BEGIN Material to process

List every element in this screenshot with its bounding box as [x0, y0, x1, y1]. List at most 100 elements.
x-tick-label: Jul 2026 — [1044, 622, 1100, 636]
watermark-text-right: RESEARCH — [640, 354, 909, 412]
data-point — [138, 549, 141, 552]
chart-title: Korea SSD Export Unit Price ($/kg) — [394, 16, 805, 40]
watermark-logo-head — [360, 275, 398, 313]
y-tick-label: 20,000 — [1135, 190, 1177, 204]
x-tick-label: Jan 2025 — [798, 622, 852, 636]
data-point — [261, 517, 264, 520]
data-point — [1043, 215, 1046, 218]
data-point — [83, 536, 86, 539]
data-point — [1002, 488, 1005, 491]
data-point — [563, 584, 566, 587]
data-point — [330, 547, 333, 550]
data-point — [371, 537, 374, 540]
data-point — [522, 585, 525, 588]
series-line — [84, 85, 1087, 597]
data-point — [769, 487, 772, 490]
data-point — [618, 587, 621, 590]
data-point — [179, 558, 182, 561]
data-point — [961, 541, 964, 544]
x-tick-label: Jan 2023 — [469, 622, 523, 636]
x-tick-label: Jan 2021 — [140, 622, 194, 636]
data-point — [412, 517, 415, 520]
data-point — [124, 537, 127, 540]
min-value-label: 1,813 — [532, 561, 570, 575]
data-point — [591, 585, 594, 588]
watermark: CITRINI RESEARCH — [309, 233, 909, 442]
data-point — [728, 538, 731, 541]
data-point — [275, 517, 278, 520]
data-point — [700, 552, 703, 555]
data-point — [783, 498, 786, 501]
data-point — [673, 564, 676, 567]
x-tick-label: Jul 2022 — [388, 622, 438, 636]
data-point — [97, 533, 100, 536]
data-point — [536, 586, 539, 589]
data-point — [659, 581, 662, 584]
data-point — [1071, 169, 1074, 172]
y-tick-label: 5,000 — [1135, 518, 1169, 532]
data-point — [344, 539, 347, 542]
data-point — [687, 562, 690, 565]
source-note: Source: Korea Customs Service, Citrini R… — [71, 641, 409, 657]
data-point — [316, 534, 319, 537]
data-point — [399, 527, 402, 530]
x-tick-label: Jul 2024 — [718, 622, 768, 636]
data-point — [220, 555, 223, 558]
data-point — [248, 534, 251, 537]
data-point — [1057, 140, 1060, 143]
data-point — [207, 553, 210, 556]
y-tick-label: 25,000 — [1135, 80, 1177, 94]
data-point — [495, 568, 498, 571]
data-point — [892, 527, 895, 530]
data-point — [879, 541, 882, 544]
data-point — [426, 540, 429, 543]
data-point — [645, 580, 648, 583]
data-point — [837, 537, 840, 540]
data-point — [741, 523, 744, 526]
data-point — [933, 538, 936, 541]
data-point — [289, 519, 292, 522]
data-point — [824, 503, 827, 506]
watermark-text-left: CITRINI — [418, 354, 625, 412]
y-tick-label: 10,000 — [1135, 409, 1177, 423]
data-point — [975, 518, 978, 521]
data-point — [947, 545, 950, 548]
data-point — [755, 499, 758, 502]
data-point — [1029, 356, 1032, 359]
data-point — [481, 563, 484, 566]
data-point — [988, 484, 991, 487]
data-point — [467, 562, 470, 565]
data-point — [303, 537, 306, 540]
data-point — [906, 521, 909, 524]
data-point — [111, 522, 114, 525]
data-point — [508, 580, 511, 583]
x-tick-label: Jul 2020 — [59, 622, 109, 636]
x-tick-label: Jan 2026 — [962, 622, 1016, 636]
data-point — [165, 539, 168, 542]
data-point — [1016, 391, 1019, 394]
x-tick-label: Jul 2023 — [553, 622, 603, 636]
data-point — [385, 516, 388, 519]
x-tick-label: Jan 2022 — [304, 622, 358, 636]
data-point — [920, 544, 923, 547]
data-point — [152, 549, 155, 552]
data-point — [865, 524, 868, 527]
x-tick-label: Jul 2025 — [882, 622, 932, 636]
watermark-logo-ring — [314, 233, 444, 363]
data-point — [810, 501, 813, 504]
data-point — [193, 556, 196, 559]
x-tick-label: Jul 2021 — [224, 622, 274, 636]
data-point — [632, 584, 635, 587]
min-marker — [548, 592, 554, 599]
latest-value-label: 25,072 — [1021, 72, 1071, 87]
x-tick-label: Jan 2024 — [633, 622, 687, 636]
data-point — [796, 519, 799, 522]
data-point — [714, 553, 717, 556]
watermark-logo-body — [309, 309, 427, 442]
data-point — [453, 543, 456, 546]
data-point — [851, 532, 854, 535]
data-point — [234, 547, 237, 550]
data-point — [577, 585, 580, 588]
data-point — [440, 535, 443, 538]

END Material to process

**What is needed**. Return each line of the records above verbatim, in the same order and with nothing left out.

**The answer**.
List every element in this screenshot with its bounding box as [x0, y0, x1, y1]. List at most 100 elements.
x-tick-label: Jul 2026 — [1044, 622, 1100, 636]
watermark-text-right: RESEARCH — [640, 354, 909, 412]
data-point — [138, 549, 141, 552]
chart-title: Korea SSD Export Unit Price ($/kg) — [394, 16, 805, 40]
watermark-logo-head — [360, 275, 398, 313]
y-tick-label: 20,000 — [1135, 190, 1177, 204]
x-tick-label: Jan 2025 — [798, 622, 852, 636]
data-point — [261, 517, 264, 520]
data-point — [1043, 215, 1046, 218]
data-point — [83, 536, 86, 539]
data-point — [1002, 488, 1005, 491]
data-point — [563, 584, 566, 587]
data-point — [330, 547, 333, 550]
data-point — [371, 537, 374, 540]
data-point — [522, 585, 525, 588]
series-line — [84, 85, 1087, 597]
data-point — [769, 487, 772, 490]
data-point — [618, 587, 621, 590]
data-point — [179, 558, 182, 561]
data-point — [961, 541, 964, 544]
x-tick-label: Jan 2023 — [469, 622, 523, 636]
x-tick-label: Jan 2021 — [140, 622, 194, 636]
data-point — [412, 517, 415, 520]
data-point — [124, 537, 127, 540]
min-value-label: 1,813 — [532, 561, 570, 575]
data-point — [591, 585, 594, 588]
watermark: CITRINI RESEARCH — [309, 233, 909, 442]
data-point — [728, 538, 731, 541]
data-point — [275, 517, 278, 520]
data-point — [700, 552, 703, 555]
data-point — [783, 498, 786, 501]
data-point — [673, 564, 676, 567]
x-tick-label: Jul 2022 — [388, 622, 438, 636]
data-point — [97, 533, 100, 536]
data-point — [536, 586, 539, 589]
data-point — [659, 581, 662, 584]
data-point — [1071, 169, 1074, 172]
y-tick-label: 5,000 — [1135, 518, 1169, 532]
data-point — [344, 539, 347, 542]
data-point — [687, 562, 690, 565]
source-note: Source: Korea Customs Service, Citrini R… — [71, 641, 409, 657]
data-point — [316, 534, 319, 537]
data-point — [399, 527, 402, 530]
x-tick-label: Jul 2024 — [718, 622, 768, 636]
data-point — [220, 555, 223, 558]
data-point — [248, 534, 251, 537]
data-point — [1057, 140, 1060, 143]
data-point — [207, 553, 210, 556]
y-tick-label: 25,000 — [1135, 80, 1177, 94]
data-point — [495, 568, 498, 571]
data-point — [892, 527, 895, 530]
data-point — [879, 541, 882, 544]
data-point — [426, 540, 429, 543]
data-point — [645, 580, 648, 583]
data-point — [837, 537, 840, 540]
data-point — [741, 523, 744, 526]
data-point — [933, 538, 936, 541]
data-point — [289, 519, 292, 522]
data-point — [824, 503, 827, 506]
watermark-text-left: CITRINI — [418, 354, 625, 412]
y-tick-label: 10,000 — [1135, 409, 1177, 423]
data-point — [975, 518, 978, 521]
data-point — [947, 545, 950, 548]
data-point — [755, 499, 758, 502]
data-point — [1029, 356, 1032, 359]
data-point — [481, 563, 484, 566]
data-point — [988, 484, 991, 487]
data-point — [467, 562, 470, 565]
data-point — [303, 537, 306, 540]
data-point — [906, 521, 909, 524]
data-point — [111, 522, 114, 525]
data-point — [508, 580, 511, 583]
x-tick-label: Jul 2020 — [59, 622, 109, 636]
x-tick-label: Jan 2026 — [962, 622, 1016, 636]
data-point — [165, 539, 168, 542]
data-point — [1016, 391, 1019, 394]
x-tick-label: Jul 2023 — [553, 622, 603, 636]
data-point — [385, 516, 388, 519]
x-tick-label: Jan 2022 — [304, 622, 358, 636]
data-point — [920, 544, 923, 547]
data-point — [152, 549, 155, 552]
data-point — [865, 524, 868, 527]
x-tick-label: Jul 2025 — [882, 622, 932, 636]
watermark-logo-ring — [314, 233, 444, 363]
data-point — [810, 501, 813, 504]
data-point — [193, 556, 196, 559]
x-tick-label: Jul 2021 — [224, 622, 274, 636]
data-point — [632, 584, 635, 587]
min-marker — [548, 592, 554, 599]
latest-value-label: 25,072 — [1021, 72, 1071, 87]
x-tick-label: Jan 2024 — [633, 622, 687, 636]
data-point — [796, 519, 799, 522]
data-point — [714, 553, 717, 556]
watermark-logo-body — [309, 309, 427, 442]
data-point — [453, 543, 456, 546]
data-point — [851, 532, 854, 535]
data-point — [234, 547, 237, 550]
data-point — [577, 585, 580, 588]
data-point — [440, 535, 443, 538]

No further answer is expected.